Stated exercise: The entries below should be given again exactly, minus their pictures.
—————
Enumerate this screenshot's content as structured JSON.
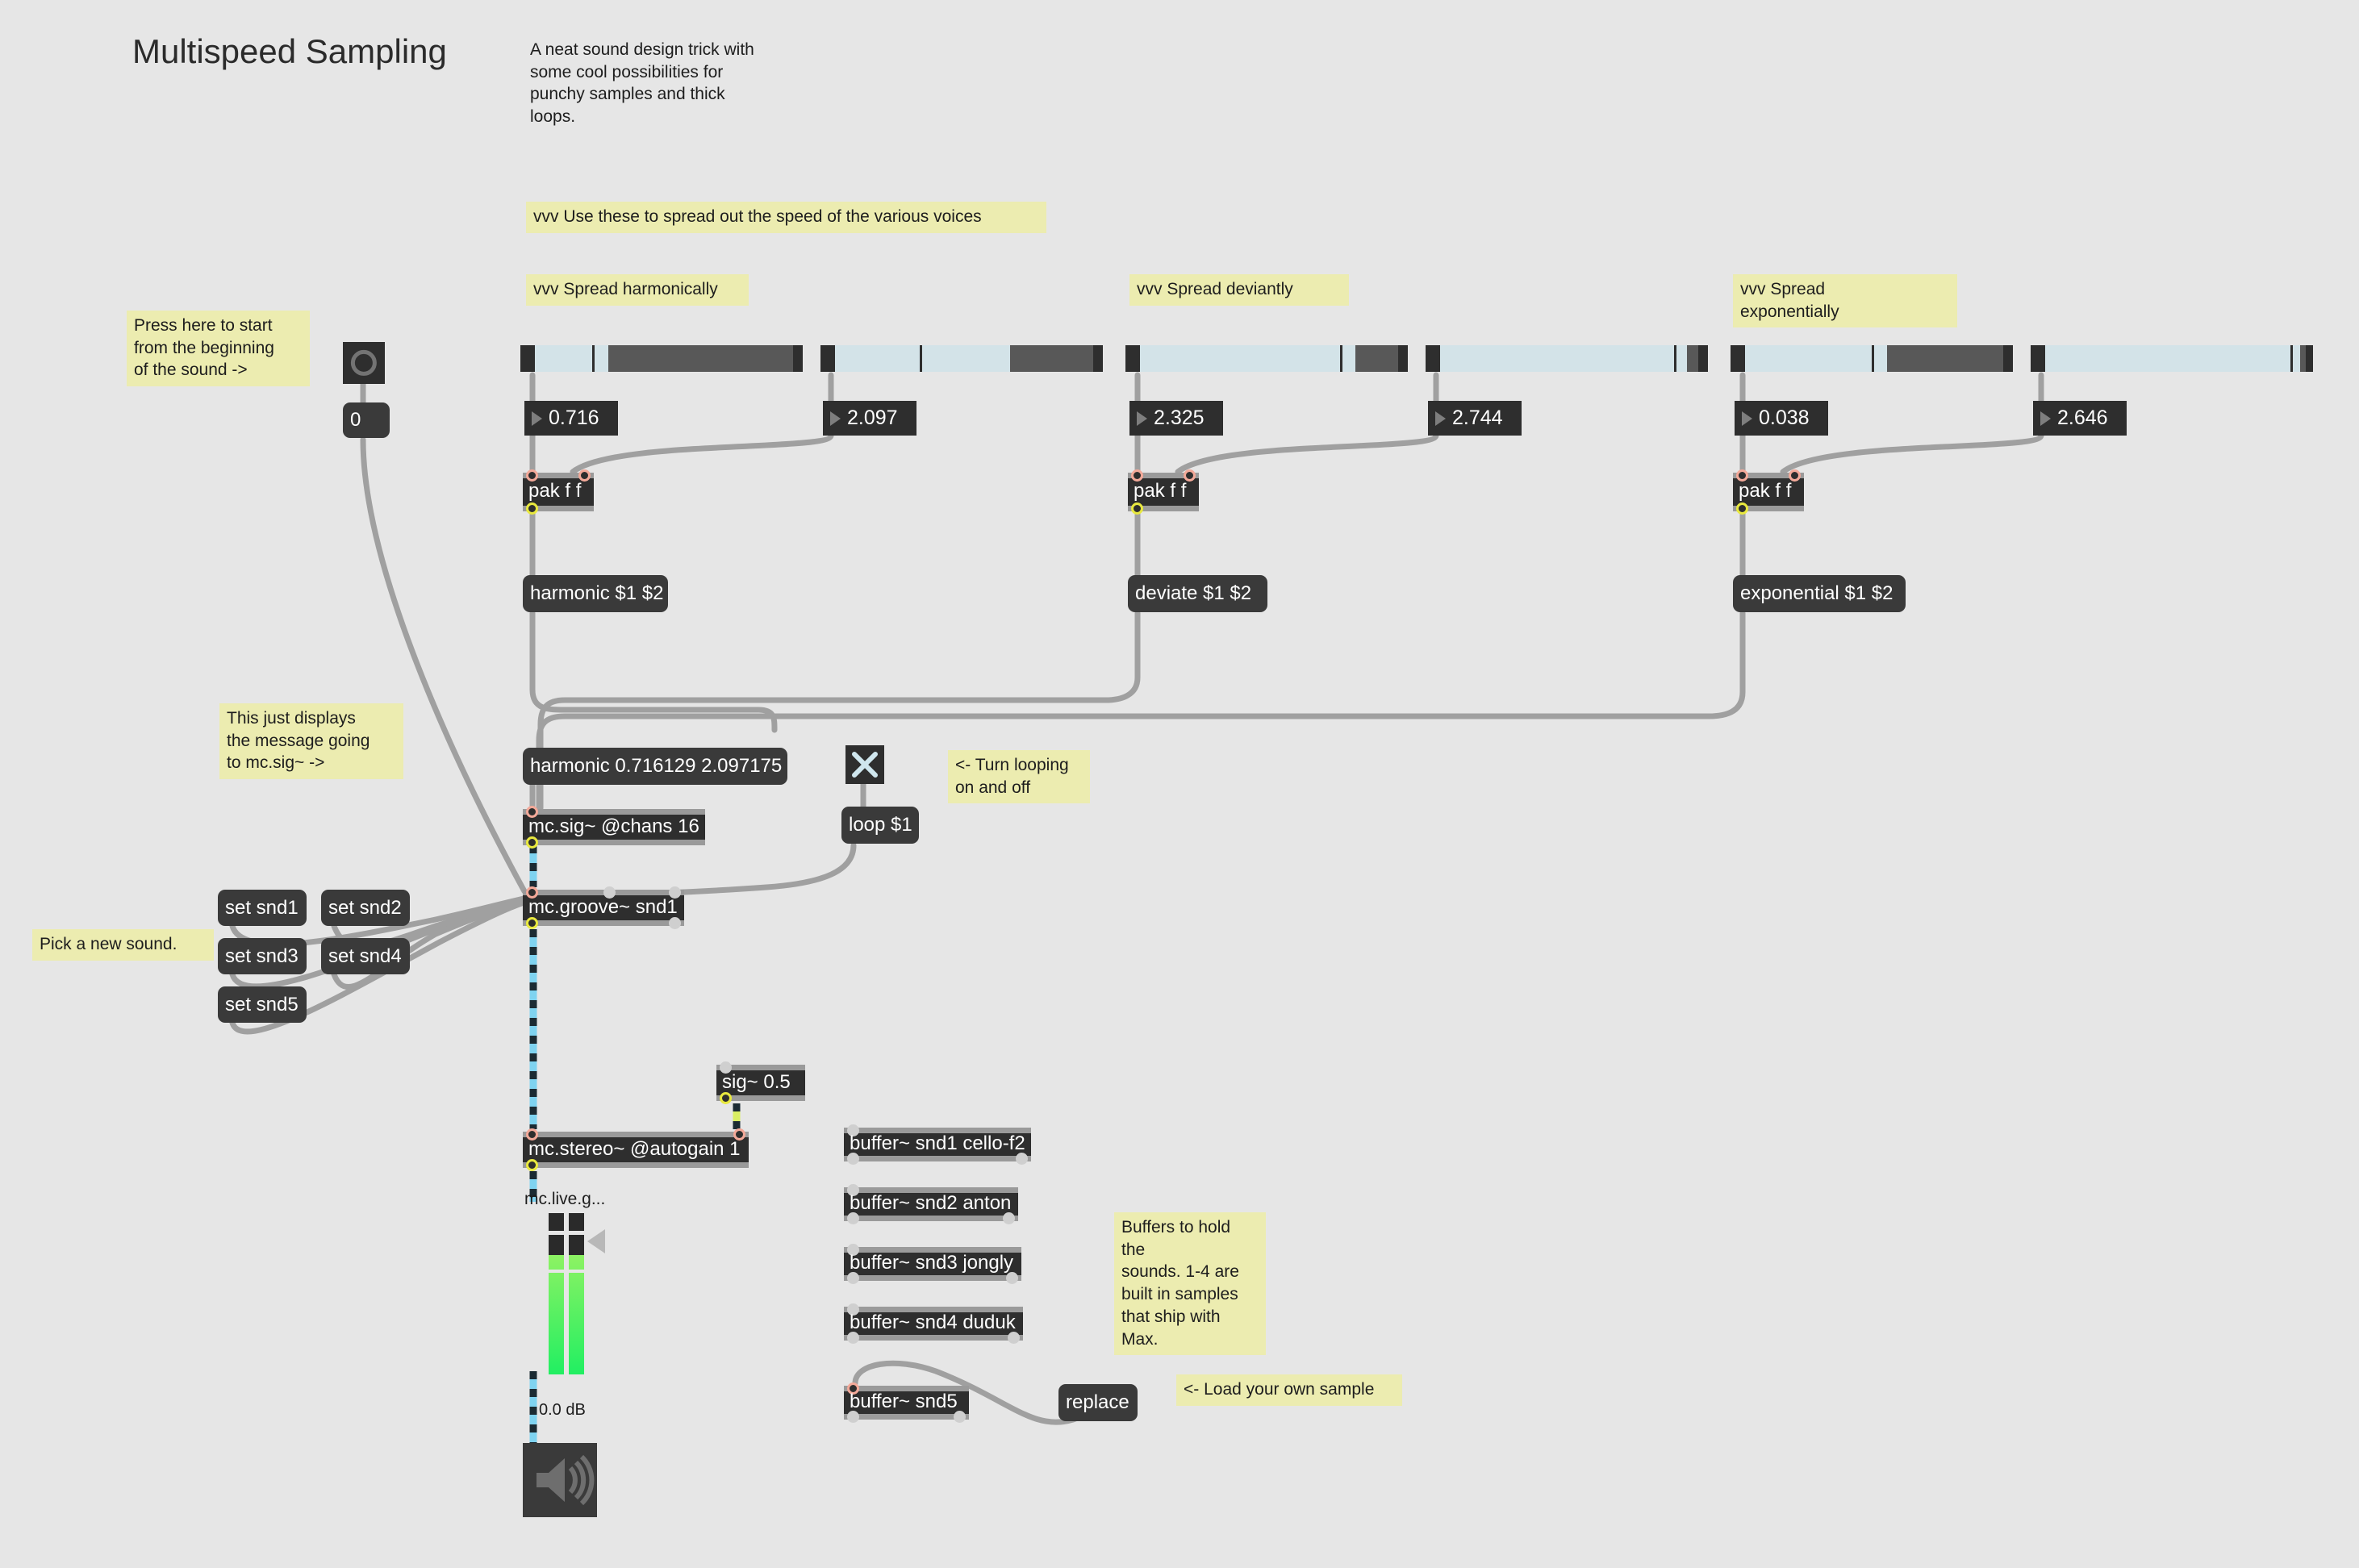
{
  "header": {
    "title": "Multispeed Sampling",
    "description": "A neat sound design trick with some cool possibilities for punchy samples and thick loops."
  },
  "comments": {
    "spread_intro": "vvv Use these to spread out the speed of the various voices",
    "spread_harmonically": "vvv Spread harmonically",
    "spread_deviantly": "vvv Spread deviantly",
    "spread_exponentially": "vvv Spread\nexponentially",
    "press_here": "Press here to start\nfrom the beginning\nof the sound ->",
    "displays_message": "This just displays\nthe message going\nto mc.sig~ ->",
    "turn_looping": "<- Turn looping\non and off",
    "pick_sound": "Pick a new sound.",
    "buffers_note": "Buffers to hold the\nsounds. 1-4 are\nbuilt in samples\nthat ship with\nMax.",
    "load_own_sample": "<- Load your own sample"
  },
  "sliders": [
    {
      "name": "harmonic-low",
      "value": 0.716,
      "fill_start": 0.035,
      "fill_end": 0.31,
      "sel_start": 0.31,
      "sel_end": 0.965
    },
    {
      "name": "harmonic-high",
      "value": 2.097,
      "fill_start": 0.035,
      "fill_end": 0.66,
      "sel_start": 0.67,
      "sel_end": 0.965
    },
    {
      "name": "deviant-low",
      "value": 2.325,
      "fill_start": 0.035,
      "fill_end": 0.79,
      "sel_start": 0.815,
      "sel_end": 0.965
    },
    {
      "name": "deviant-high",
      "value": 2.744,
      "fill_start": 0.035,
      "fill_end": 0.915,
      "sel_start": 0.925,
      "sel_end": 0.965
    },
    {
      "name": "exponential-low",
      "value": 0.038,
      "fill_start": 0.035,
      "fill_end": 0.53,
      "sel_start": 0.555,
      "sel_end": 0.965
    },
    {
      "name": "exponential-high",
      "value": 2.646,
      "fill_start": 0.035,
      "fill_end": 0.945,
      "sel_start": 0.955,
      "sel_end": 0.975
    }
  ],
  "numbers": {
    "harmonic_low": "0.716",
    "harmonic_high": "2.097",
    "deviant_low": "2.325",
    "deviant_high": "2.744",
    "exponential_low": "0.038",
    "exponential_high": "2.646"
  },
  "objects": {
    "pak_harmonic": "pak f f",
    "pak_deviant": "pak f f",
    "pak_exponential": "pak f f",
    "mc_sig": "mc.sig~ @chans 16",
    "mc_groove": "mc.groove~ snd1",
    "mc_stereo": "mc.stereo~ @autogain 1",
    "sig": "sig~ 0.5",
    "buffer1": "buffer~ snd1 cello-f2",
    "buffer2": "buffer~ snd2 anton",
    "buffer3": "buffer~ snd3 jongly",
    "buffer4": "buffer~ snd4 duduk",
    "buffer5": "buffer~ snd5"
  },
  "messages": {
    "zero": "0",
    "harmonic_tmpl": "harmonic $1 $2",
    "deviate_tmpl": "deviate $1 $2",
    "exponential_tmpl": "exponential $1 $2",
    "harmonic_display": "harmonic 0.716129 2.097175",
    "loop_tmpl": "loop $1",
    "set_snd1": "set snd1",
    "set_snd2": "set snd2",
    "set_snd3": "set snd3",
    "set_snd4": "set snd4",
    "set_snd5": "set snd5",
    "replace": "replace"
  },
  "gain": {
    "label": "mc.live.g...",
    "db": "0.0 dB"
  },
  "colors": {
    "canvas": "#e6e6e6",
    "object_fill": "#2e2e2e",
    "object_bar": "#9a9a9a",
    "message_fill": "#3a3a3a",
    "comment_fill": "#ececb0",
    "slider_fill": "#d3e3e8",
    "slider_sel": "#585858",
    "cord_color": "#a0a0a0",
    "signal_cord": "#7fd3f0",
    "meter_green": "#35ef63",
    "toggle_x": "#cfe6ee",
    "inlet_hot": "#f3a999",
    "outlet_signal": "#e8e83f"
  }
}
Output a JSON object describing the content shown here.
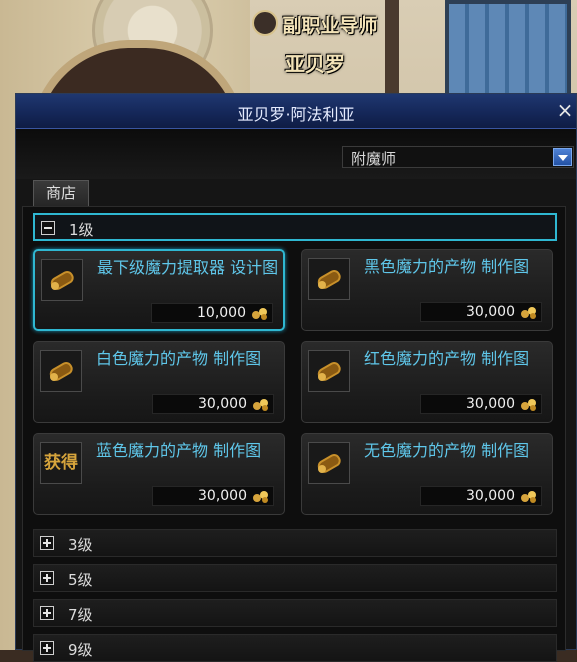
—————
Exercise result:
Enumerate this screenshot's content as structured JSON.
{
  "header": {
    "title": "Multispeed Sampling",
    "description": "A neat sound design trick with some cool possibilities for punchy samples and thick loops."
  },
  "comments": {
    "spread_intro": "vvv Use these to spread out the speed of the various voices",
    "spread_harmonically": "vvv Spread harmonically",
    "spread_deviantly": "vvv Spread deviantly",
    "spread_exponentially": "vvv Spread\nexponentially",
    "press_here": "Press here to start\nfrom the beginning\nof the sound ->",
    "displays_message": "This just displays\nthe message going\nto mc.sig~ ->",
    "turn_looping": "<- Turn looping\non and off",
    "pick_sound": "Pick a new sound.",
    "buffers_note": "Buffers to hold the\nsounds. 1-4 are\nbuilt in samples\nthat ship with\nMax.",
    "load_own_sample": "<- Load your own sample"
  },
  "sliders": [
    {
      "name": "harmonic-low",
      "value": 0.716,
      "fill_start": 0.035,
      "fill_end": 0.31,
      "sel_start": 0.31,
      "sel_end": 0.965
    },
    {
      "name": "harmonic-high",
      "value": 2.097,
      "fill_start": 0.035,
      "fill_end": 0.66,
      "sel_start": 0.67,
      "sel_end": 0.965
    },
    {
      "name": "deviant-low",
      "value": 2.325,
      "fill_start": 0.035,
      "fill_end": 0.79,
      "sel_start": 0.815,
      "sel_end": 0.965
    },
    {
      "name": "deviant-high",
      "value": 2.744,
      "fill_start": 0.035,
      "fill_end": 0.915,
      "sel_start": 0.925,
      "sel_end": 0.965
    },
    {
      "name": "exponential-low",
      "value": 0.038,
      "fill_start": 0.035,
      "fill_end": 0.53,
      "sel_start": 0.555,
      "sel_end": 0.965
    },
    {
      "name": "exponential-high",
      "value": 2.646,
      "fill_start": 0.035,
      "fill_end": 0.945,
      "sel_start": 0.955,
      "sel_end": 0.975
    }
  ],
  "numbers": {
    "harmonic_low": "0.716",
    "harmonic_high": "2.097",
    "deviant_low": "2.325",
    "deviant_high": "2.744",
    "exponential_low": "0.038",
    "exponential_high": "2.646"
  },
  "objects": {
    "pak_harmonic": "pak f f",
    "pak_deviant": "pak f f",
    "pak_exponential": "pak f f",
    "mc_sig": "mc.sig~ @chans 16",
    "mc_groove": "mc.groove~ snd1",
    "mc_stereo": "mc.stereo~ @autogain 1",
    "sig": "sig~ 0.5",
    "buffer1": "buffer~ snd1 cello-f2",
    "buffer2": "buffer~ snd2 anton",
    "buffer3": "buffer~ snd3 jongly",
    "buffer4": "buffer~ snd4 duduk",
    "buffer5": "buffer~ snd5"
  },
  "messages": {
    "zero": "0",
    "harmonic_tmpl": "harmonic $1 $2",
    "deviate_tmpl": "deviate $1 $2",
    "exponential_tmpl": "exponential $1 $2",
    "harmonic_display": "harmonic 0.716129 2.097175",
    "loop_tmpl": "loop $1",
    "set_snd1": "set snd1",
    "set_snd2": "set snd2",
    "set_snd3": "set snd3",
    "set_snd4": "set snd4",
    "set_snd5": "set snd5",
    "replace": "replace"
  },
  "gain": {
    "label": "mc.live.g...",
    "db": "0.0 dB"
  },
  "colors": {
    "canvas": "#e6e6e6",
    "object_fill": "#2e2e2e",
    "object_bar": "#9a9a9a",
    "message_fill": "#3a3a3a",
    "comment_fill": "#ececb0",
    "slider_fill": "#d3e3e8",
    "slider_sel": "#585858",
    "cord_color": "#a0a0a0",
    "signal_cord": "#7fd3f0",
    "meter_green": "#35ef63",
    "toggle_x": "#cfe6ee",
    "inlet_hot": "#f3a999",
    "outlet_signal": "#e8e83f"
  }
}
Output a JSON object describing the content shown here.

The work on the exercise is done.